- **Lesetext**:

+--

Die Mitwirkungspflicht von Arbeitslosen unterstütze ich auch in einem gewissen Maße. Ich bin aber gegen weitere Sanktionen seitens der Arbeitsämter. Ich denke, wenn dieser Eingliederungsvertrag ordentlich ausformuliert ist, muss es auch nicht zu Sanktionen kommen.

Die weitere flexible Handhabung der Arbeitsmöglichkeiten der Arbeitsämter begrüße ich auf der einen Seite, aber auf der anderen Seite habe ich natürlich auch Bedenken, wenn ich heute schon sehe, wie unterschiedlich Arbeitsämter arbeiten. Die einen nutzen alle Spielräume aus, die anderen wiederum nicht. Wir werden - davon gehe ich aus - als Fraktion oder als Landtag auch den Auftrag haben, dort genau hinzugucken und zu prüfen, was mit diesem neuen Gesetz an der Basis, also in den Arbeitsämtern, passiert.

Die Förderung Beschäftigung schaffender Infrastrukturmaßnahmen begrüße ich. Ich weiß, dass die Wirtschaft sie ablehnt. Ich würde auch nicht so weit gehen, wie die PDS es fordert, dass auch Sanierungsgesellschaften das tun sollen. Ich denke, diese Maßnahmen sollten wirklich von Wirtschaftsunternehmen ausgeführt werden, damit die Arbeitslosen auch eine Chance haben, dann eventuell eingestellt zu werden.

Die SPD-Fraktion hat zu dem PDS-Antrag einen Änderungsantrag eingebracht, weil wir besonderen Wert auf die beiden ersten Punkte legen, nämlich die Neuausrichtung von Beratung und Vermittlung und den Abschluss der Eingliederungsvereinbarungen. Den Punkt 2 haben wir aufgegriffen, da wir den Mittelansatz brauchen, damit die ausgeweitete Qualifizierung auch finanziert werden kann.

Auf den Punkt 3, den wir neu formuliert haben, möchte ich besonderen Wert legen. Ich muss das wahrscheinlich nicht vorlesen, zumal die rote Lampe schon leuchtet. Die Ministerin hat ja zugesagt, diesen Bericht zu geben. Ich habe darauf hingewiesen, dass wir die Arbeitsämter bei der Einführung des neuen Gesetzes begleiten sollten.

+--

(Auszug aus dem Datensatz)
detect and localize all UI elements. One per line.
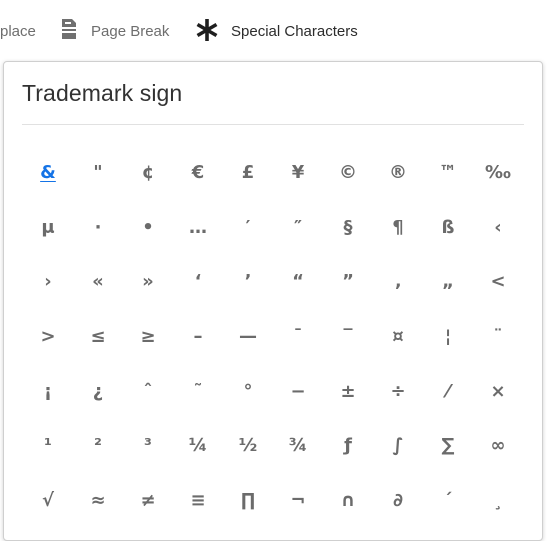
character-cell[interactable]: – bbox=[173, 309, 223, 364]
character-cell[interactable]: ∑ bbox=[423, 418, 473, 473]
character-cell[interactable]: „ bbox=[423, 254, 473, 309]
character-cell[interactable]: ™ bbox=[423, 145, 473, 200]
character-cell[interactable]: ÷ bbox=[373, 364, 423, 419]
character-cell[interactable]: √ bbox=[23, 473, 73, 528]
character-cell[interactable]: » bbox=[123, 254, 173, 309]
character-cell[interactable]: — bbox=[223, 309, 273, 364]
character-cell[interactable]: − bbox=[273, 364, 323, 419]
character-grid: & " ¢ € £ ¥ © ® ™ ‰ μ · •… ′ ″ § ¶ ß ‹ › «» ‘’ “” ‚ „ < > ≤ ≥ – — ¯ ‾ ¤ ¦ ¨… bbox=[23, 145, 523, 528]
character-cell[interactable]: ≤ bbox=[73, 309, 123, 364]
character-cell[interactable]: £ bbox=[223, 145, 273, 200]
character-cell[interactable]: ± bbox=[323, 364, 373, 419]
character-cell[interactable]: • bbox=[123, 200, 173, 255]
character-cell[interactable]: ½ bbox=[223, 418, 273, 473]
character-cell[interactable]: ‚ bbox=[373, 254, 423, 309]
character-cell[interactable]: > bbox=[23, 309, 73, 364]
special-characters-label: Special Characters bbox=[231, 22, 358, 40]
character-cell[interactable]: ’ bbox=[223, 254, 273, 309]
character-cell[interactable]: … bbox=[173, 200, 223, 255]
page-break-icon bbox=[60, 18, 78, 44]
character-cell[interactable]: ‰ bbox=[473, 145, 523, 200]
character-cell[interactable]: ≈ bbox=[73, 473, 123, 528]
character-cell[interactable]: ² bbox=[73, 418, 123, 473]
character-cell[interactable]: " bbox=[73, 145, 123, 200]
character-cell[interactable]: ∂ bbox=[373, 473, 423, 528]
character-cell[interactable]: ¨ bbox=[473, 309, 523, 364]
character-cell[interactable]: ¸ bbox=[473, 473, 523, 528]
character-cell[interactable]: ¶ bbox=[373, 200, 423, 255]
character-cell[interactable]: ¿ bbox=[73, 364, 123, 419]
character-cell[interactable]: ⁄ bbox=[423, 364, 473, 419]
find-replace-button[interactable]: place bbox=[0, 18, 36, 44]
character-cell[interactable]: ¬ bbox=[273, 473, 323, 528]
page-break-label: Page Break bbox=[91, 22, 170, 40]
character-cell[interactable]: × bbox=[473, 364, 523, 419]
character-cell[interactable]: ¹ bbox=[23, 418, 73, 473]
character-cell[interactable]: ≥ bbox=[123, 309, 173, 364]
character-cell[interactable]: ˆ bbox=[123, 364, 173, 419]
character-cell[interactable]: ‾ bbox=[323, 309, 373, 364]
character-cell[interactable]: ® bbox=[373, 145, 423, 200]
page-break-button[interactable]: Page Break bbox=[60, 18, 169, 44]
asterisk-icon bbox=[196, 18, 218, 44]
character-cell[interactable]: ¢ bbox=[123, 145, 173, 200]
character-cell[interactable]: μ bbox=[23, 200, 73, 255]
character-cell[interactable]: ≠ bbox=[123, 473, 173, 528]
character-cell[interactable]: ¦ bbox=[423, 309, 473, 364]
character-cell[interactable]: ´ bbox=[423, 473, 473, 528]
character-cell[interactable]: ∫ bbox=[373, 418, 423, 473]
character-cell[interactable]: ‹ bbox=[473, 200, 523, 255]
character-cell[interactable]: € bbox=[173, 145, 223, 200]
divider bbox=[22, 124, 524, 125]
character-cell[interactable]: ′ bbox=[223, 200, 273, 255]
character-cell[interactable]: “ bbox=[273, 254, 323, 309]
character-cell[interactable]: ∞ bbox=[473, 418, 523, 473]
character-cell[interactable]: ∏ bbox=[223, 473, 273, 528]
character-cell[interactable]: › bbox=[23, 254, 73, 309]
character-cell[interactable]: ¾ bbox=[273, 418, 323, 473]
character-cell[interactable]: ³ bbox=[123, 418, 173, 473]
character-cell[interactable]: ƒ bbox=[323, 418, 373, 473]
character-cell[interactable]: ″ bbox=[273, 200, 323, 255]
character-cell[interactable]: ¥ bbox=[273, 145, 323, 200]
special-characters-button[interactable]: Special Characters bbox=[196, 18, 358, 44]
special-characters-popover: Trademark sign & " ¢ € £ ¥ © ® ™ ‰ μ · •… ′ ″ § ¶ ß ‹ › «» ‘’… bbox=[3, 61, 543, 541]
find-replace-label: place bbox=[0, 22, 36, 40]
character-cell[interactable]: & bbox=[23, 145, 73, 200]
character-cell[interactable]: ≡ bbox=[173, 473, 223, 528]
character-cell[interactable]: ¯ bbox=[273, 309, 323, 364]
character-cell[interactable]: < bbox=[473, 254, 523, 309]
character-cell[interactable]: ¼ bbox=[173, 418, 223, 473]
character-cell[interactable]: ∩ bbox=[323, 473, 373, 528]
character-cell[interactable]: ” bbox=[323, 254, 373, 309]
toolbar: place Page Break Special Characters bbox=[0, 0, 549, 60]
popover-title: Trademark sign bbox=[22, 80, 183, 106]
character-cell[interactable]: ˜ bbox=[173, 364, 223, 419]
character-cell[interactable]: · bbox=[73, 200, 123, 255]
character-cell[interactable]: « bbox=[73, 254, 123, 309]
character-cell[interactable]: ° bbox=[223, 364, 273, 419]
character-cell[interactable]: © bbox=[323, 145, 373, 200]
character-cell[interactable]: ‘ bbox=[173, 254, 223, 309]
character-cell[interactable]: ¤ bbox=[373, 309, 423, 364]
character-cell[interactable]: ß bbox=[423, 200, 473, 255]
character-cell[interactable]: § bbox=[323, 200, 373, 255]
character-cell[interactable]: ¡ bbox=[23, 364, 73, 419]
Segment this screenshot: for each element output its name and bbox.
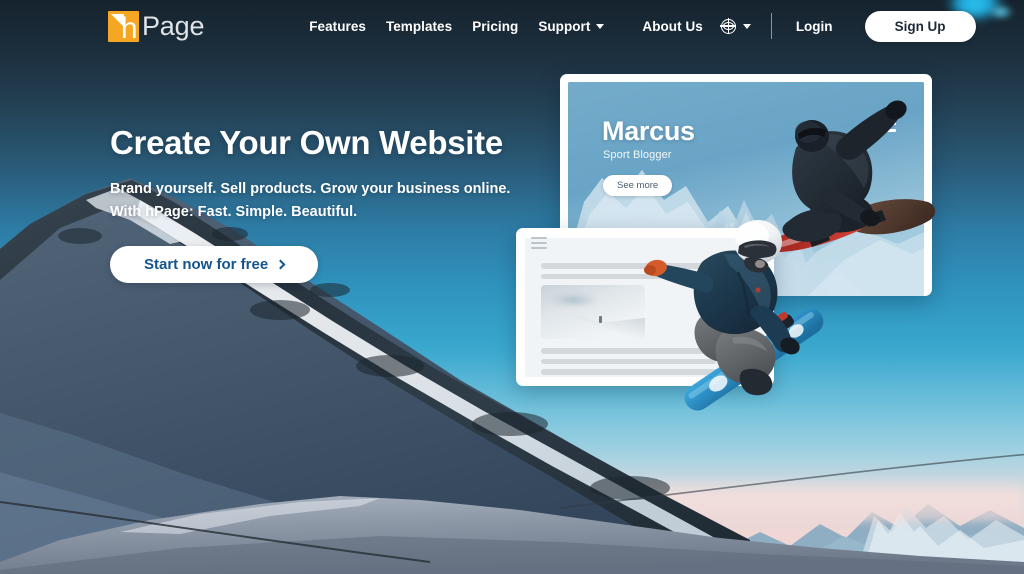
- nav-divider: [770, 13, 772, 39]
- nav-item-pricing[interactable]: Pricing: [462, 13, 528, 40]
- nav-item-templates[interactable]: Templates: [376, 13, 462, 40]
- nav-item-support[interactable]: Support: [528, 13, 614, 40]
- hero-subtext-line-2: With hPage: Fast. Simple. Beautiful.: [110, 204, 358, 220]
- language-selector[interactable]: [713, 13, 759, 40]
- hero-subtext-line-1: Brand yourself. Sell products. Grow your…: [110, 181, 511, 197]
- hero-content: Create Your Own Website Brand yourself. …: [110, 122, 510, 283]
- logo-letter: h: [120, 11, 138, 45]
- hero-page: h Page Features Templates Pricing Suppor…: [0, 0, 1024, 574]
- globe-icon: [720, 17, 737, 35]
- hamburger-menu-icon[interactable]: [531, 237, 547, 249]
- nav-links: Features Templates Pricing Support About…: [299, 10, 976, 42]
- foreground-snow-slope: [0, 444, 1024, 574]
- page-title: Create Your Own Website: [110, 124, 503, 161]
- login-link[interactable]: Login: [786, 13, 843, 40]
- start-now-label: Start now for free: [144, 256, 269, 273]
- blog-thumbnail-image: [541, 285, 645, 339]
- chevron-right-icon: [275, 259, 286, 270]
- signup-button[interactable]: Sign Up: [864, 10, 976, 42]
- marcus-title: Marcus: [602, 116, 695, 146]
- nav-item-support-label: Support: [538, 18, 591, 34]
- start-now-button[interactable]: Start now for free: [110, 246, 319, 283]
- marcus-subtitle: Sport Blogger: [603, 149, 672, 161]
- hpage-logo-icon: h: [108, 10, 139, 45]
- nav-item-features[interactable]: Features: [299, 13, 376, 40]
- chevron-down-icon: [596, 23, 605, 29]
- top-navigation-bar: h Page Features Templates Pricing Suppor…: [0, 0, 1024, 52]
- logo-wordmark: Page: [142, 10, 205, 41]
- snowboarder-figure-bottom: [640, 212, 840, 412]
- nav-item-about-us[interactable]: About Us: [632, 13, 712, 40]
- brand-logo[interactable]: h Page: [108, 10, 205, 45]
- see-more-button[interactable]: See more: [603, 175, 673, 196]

+--

- **Aufgabenstellung**:
Von wem sollten die Beschäftigung schaffenden Infrastrukturmaßnahmen laut dem Redebeitrag über die Arbeitsämter ausgeführt werden? Die Datensätze stammen aus einer anderen Quelle.

- **Richtige Antwort**:
Von Wirtschaftsunternehmen.